**Problem requirements**: In the entries below, count every line with the word "values". Return only the count.

**Structured figure records**:
----------------------------------------

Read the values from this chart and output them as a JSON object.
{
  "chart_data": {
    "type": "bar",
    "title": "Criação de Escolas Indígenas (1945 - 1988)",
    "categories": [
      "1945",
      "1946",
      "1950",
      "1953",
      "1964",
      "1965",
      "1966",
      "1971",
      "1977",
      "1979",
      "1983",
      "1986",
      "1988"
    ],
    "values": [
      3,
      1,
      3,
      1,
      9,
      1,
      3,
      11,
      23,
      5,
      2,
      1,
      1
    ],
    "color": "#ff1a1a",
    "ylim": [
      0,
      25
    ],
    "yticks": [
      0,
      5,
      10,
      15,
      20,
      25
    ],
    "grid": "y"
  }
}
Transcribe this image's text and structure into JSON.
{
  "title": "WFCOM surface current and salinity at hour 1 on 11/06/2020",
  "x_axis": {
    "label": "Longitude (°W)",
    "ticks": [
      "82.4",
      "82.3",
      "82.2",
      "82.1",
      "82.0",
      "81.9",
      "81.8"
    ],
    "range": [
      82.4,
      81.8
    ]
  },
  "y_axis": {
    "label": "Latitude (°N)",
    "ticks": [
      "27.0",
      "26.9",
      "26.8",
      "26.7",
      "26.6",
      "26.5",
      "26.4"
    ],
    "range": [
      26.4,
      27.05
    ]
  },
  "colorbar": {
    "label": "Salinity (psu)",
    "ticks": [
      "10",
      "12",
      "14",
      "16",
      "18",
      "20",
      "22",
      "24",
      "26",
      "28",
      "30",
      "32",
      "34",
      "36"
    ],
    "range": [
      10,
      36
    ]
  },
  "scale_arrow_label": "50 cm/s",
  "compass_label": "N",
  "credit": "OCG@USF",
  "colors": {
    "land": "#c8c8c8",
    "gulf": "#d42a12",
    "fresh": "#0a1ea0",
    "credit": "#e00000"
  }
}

----------------------------------------

**Final result**: 2